■ **Your goal**
Every line of the data that contains the string "Szkolne" must be copied.

■ **Dataset records**
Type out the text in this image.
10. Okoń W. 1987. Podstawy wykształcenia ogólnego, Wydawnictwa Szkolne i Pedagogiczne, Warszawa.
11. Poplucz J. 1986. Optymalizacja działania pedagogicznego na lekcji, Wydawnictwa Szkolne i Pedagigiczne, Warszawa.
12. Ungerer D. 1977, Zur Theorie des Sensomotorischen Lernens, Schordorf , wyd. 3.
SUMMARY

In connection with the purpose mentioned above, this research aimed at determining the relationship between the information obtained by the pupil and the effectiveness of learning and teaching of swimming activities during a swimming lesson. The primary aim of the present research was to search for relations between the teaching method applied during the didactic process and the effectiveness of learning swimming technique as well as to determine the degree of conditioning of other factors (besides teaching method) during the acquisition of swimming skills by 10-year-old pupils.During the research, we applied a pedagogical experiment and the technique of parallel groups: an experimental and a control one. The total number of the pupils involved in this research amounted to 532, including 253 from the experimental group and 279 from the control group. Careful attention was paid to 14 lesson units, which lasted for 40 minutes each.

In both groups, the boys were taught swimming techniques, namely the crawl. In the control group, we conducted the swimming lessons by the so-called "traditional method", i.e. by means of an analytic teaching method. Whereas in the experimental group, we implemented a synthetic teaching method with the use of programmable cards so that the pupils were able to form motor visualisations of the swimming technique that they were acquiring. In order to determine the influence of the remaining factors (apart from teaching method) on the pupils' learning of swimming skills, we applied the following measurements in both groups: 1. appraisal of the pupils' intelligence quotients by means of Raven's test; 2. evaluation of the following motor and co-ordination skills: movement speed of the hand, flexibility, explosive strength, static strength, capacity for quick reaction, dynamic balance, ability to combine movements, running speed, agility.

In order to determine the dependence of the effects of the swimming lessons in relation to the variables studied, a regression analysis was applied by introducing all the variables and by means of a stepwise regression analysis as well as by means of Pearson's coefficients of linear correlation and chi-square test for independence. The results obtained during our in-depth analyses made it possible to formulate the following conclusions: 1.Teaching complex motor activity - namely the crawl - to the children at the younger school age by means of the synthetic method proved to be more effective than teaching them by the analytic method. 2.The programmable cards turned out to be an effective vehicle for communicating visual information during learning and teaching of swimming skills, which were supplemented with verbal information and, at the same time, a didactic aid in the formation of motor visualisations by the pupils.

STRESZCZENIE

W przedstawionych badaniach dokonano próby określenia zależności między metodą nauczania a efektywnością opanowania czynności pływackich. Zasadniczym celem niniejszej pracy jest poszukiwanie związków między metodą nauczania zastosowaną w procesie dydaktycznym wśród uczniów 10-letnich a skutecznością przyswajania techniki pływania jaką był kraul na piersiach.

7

■ **Answer for this exercise**
10. Okoń W. 1987. Podstawy wykształcenia ogólnego, Wydawnictwa Szkolne i Pedagogiczne, Warszawa.
11. Poplucz J. 1986. Optymalizacja działania pedagogicznego na lekcji, Wydawnictwa Szkolne i Pedagigiczne, Warszawa.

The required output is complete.